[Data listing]
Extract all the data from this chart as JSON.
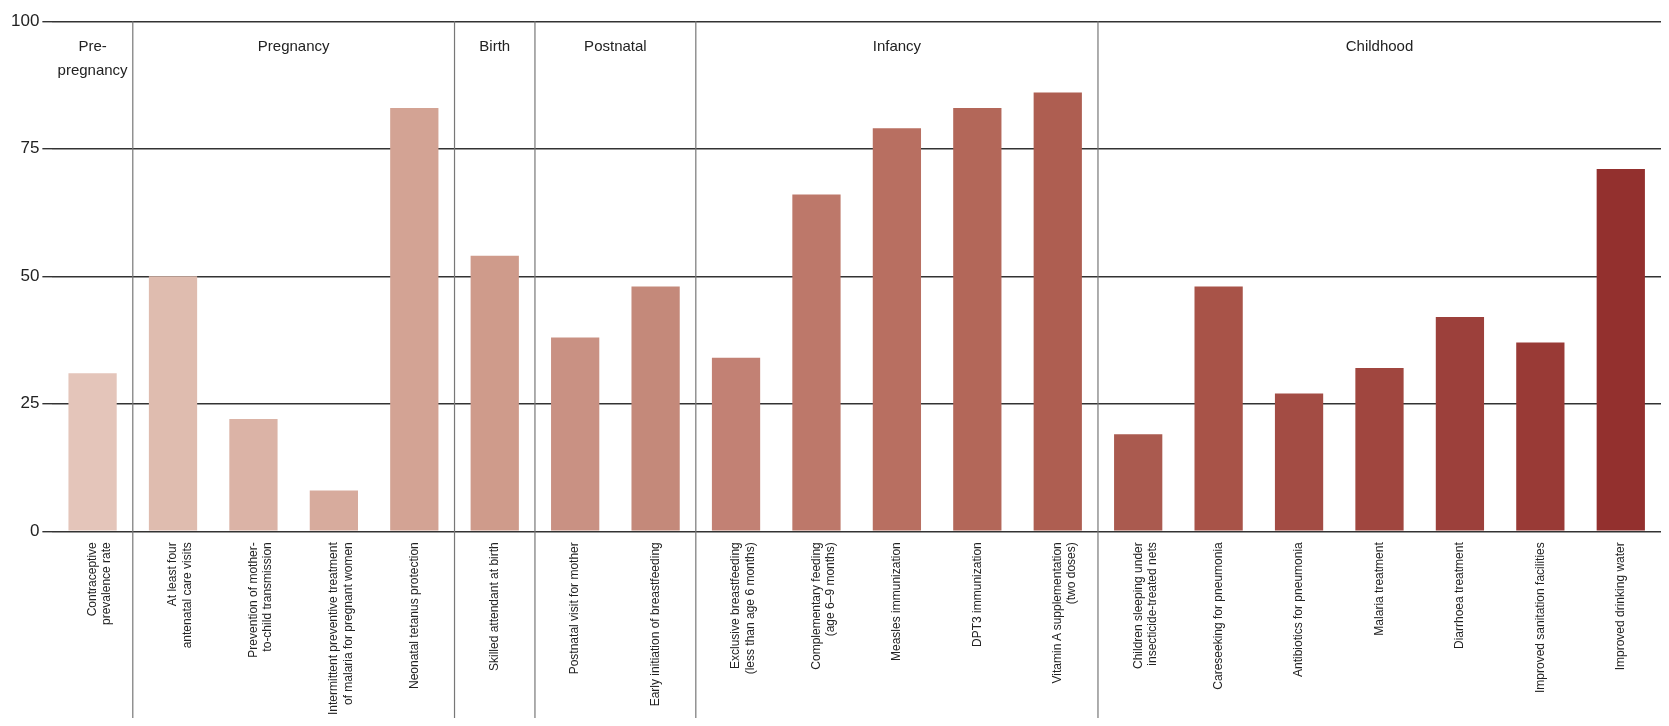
{
  "chart_data": {
    "type": "bar",
    "categories": [
      "Contraceptive\nprevalence rate",
      "At least four\nantenatal care visits",
      "Prevention of mother-\nto-child transmission",
      "Intermittent preventive treatment\nof malaria for pregnant women",
      "Neonatal tetanus protection",
      "Skilled attendant at birth",
      "Postnatal visit for mother",
      "Early initiation of breastfeeding",
      "Exclusive breastfeeding\n(less than age 6 months)",
      "Complementary feeding\n(age 6–9 months)",
      "Measles immunization",
      "DPT3 immunization",
      "Vitamin A supplementation\n(two doses)",
      "Children sleeping under\ninsecticide-treated nets",
      "Careseeking for pneumonia",
      "Antibiotics for pneumonia",
      "Malaria treatment",
      "Diarrhoea treatment",
      "Improved sanitation facilities",
      "Improved drinking water"
    ],
    "values": [
      31,
      50,
      22,
      8,
      83,
      54,
      38,
      48,
      34,
      66,
      79,
      83,
      86,
      19,
      48,
      27,
      32,
      42,
      37,
      71
    ],
    "colors": [
      "#e4c5ba",
      "#dfbcaf",
      "#dbb3a6",
      "#d7ab9d",
      "#d3a394",
      "#cf9b8b",
      "#c99183",
      "#c4897a",
      "#c28174",
      "#bd786a",
      "#b86f61",
      "#b36759",
      "#ae5e51",
      "#aa5a4f",
      "#a85348",
      "#a34c44",
      "#a0463f",
      "#9c403b",
      "#993a36",
      "#93302e"
    ],
    "ylim": [
      0,
      100
    ],
    "yticks": [
      0,
      25,
      50,
      75,
      100
    ],
    "grid": "y",
    "legend": false,
    "annotations": [
      "Pre-\npregnancy",
      "Pregnancy",
      "Birth",
      "Postnatal",
      "Infancy",
      "Childhood"
    ]
  }
}
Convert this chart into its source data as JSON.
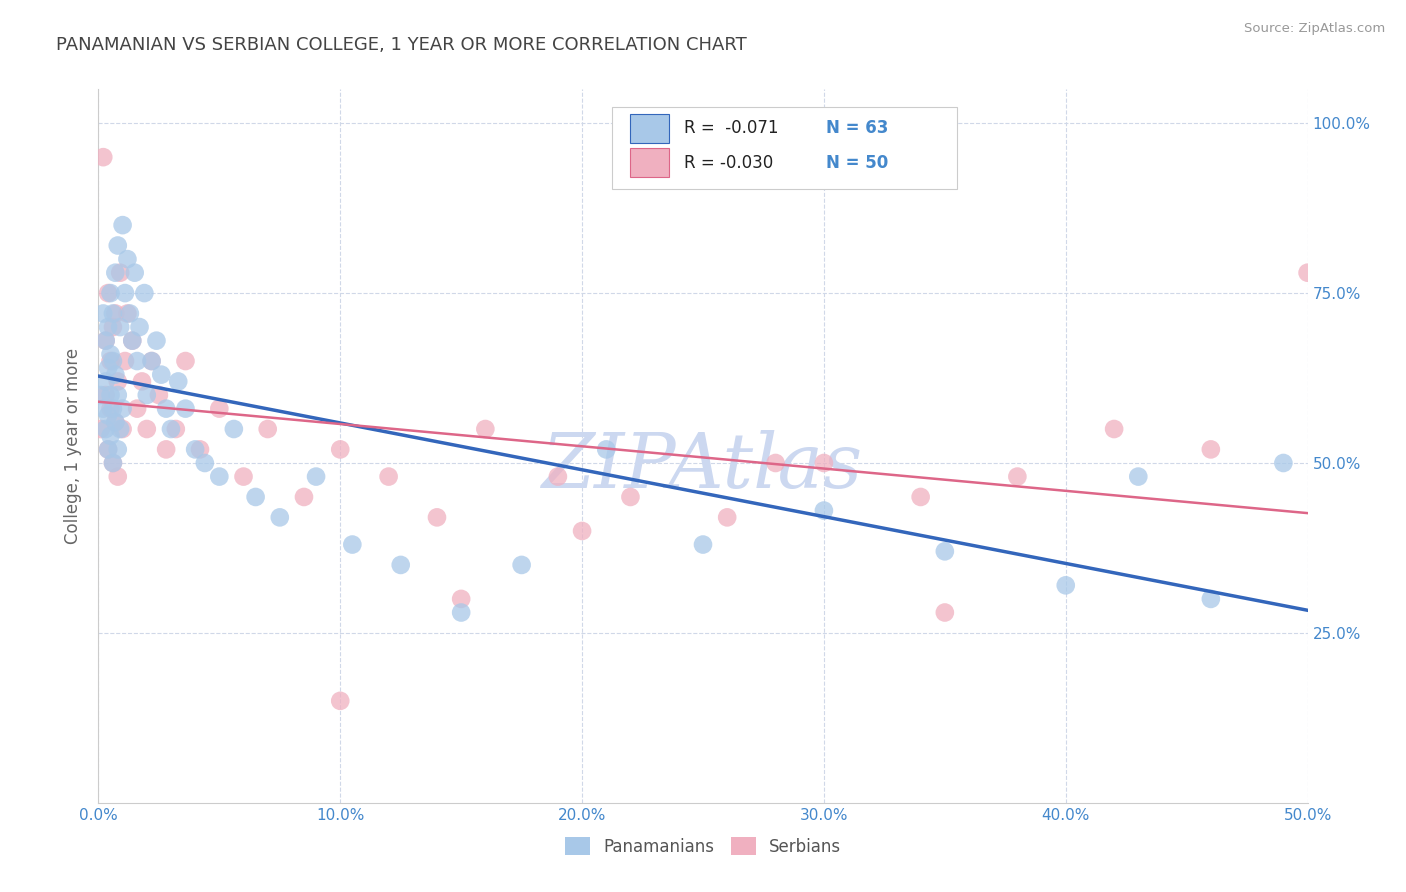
{
  "title": "PANAMANIAN VS SERBIAN COLLEGE, 1 YEAR OR MORE CORRELATION CHART",
  "source": "Source: ZipAtlas.com",
  "ylabel": "College, 1 year or more",
  "xlim": [
    0.0,
    0.5
  ],
  "ylim": [
    0.0,
    1.05
  ],
  "xtick_values": [
    0.0,
    0.1,
    0.2,
    0.3,
    0.4,
    0.5
  ],
  "ytick_values": [
    0.25,
    0.5,
    0.75,
    1.0
  ],
  "watermark": "ZIPAtlas",
  "pan_R": -0.071,
  "pan_N": 63,
  "ser_R": -0.03,
  "ser_N": 50,
  "pan_color": "#a8c8e8",
  "ser_color": "#f0b0c0",
  "pan_line_color": "#3366bb",
  "ser_line_color": "#dd6688",
  "background_color": "#ffffff",
  "grid_color": "#d0d8e8",
  "title_color": "#444444",
  "axis_color": "#4488cc",
  "watermark_color": "#ccd8f0",
  "pan_x": [
    0.001,
    0.002,
    0.002,
    0.003,
    0.003,
    0.003,
    0.004,
    0.004,
    0.004,
    0.004,
    0.005,
    0.005,
    0.005,
    0.005,
    0.006,
    0.006,
    0.006,
    0.006,
    0.007,
    0.007,
    0.007,
    0.008,
    0.008,
    0.008,
    0.009,
    0.009,
    0.01,
    0.01,
    0.011,
    0.012,
    0.013,
    0.014,
    0.015,
    0.016,
    0.017,
    0.019,
    0.02,
    0.022,
    0.024,
    0.026,
    0.028,
    0.03,
    0.033,
    0.036,
    0.04,
    0.044,
    0.05,
    0.056,
    0.065,
    0.075,
    0.09,
    0.105,
    0.125,
    0.15,
    0.175,
    0.21,
    0.25,
    0.3,
    0.35,
    0.4,
    0.43,
    0.46,
    0.49
  ],
  "pan_y": [
    0.6,
    0.58,
    0.72,
    0.55,
    0.62,
    0.68,
    0.52,
    0.57,
    0.64,
    0.7,
    0.54,
    0.6,
    0.66,
    0.75,
    0.5,
    0.58,
    0.65,
    0.72,
    0.56,
    0.63,
    0.78,
    0.52,
    0.6,
    0.82,
    0.55,
    0.7,
    0.58,
    0.85,
    0.75,
    0.8,
    0.72,
    0.68,
    0.78,
    0.65,
    0.7,
    0.75,
    0.6,
    0.65,
    0.68,
    0.63,
    0.58,
    0.55,
    0.62,
    0.58,
    0.52,
    0.5,
    0.48,
    0.55,
    0.45,
    0.42,
    0.48,
    0.38,
    0.35,
    0.28,
    0.35,
    0.52,
    0.38,
    0.43,
    0.37,
    0.32,
    0.48,
    0.3,
    0.5
  ],
  "ser_x": [
    0.001,
    0.002,
    0.003,
    0.003,
    0.004,
    0.004,
    0.005,
    0.005,
    0.006,
    0.006,
    0.007,
    0.007,
    0.008,
    0.008,
    0.009,
    0.01,
    0.011,
    0.012,
    0.014,
    0.016,
    0.018,
    0.02,
    0.022,
    0.025,
    0.028,
    0.032,
    0.036,
    0.042,
    0.05,
    0.06,
    0.07,
    0.085,
    0.1,
    0.12,
    0.14,
    0.16,
    0.19,
    0.22,
    0.26,
    0.3,
    0.34,
    0.38,
    0.42,
    0.46,
    0.5,
    0.35,
    0.28,
    0.2,
    0.15,
    0.1
  ],
  "ser_y": [
    0.55,
    0.95,
    0.6,
    0.68,
    0.52,
    0.75,
    0.58,
    0.65,
    0.5,
    0.7,
    0.56,
    0.72,
    0.48,
    0.62,
    0.78,
    0.55,
    0.65,
    0.72,
    0.68,
    0.58,
    0.62,
    0.55,
    0.65,
    0.6,
    0.52,
    0.55,
    0.65,
    0.52,
    0.58,
    0.48,
    0.55,
    0.45,
    0.52,
    0.48,
    0.42,
    0.55,
    0.48,
    0.45,
    0.42,
    0.5,
    0.45,
    0.48,
    0.55,
    0.52,
    0.78,
    0.28,
    0.5,
    0.4,
    0.3,
    0.15
  ]
}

> What is expected
Copy out each line in the listing that has the word "breastfeeding".

> Output for this task
      "Early initiation of breastfeeding",
      "Exclusive breastfeeding\n(less than age 6 months)",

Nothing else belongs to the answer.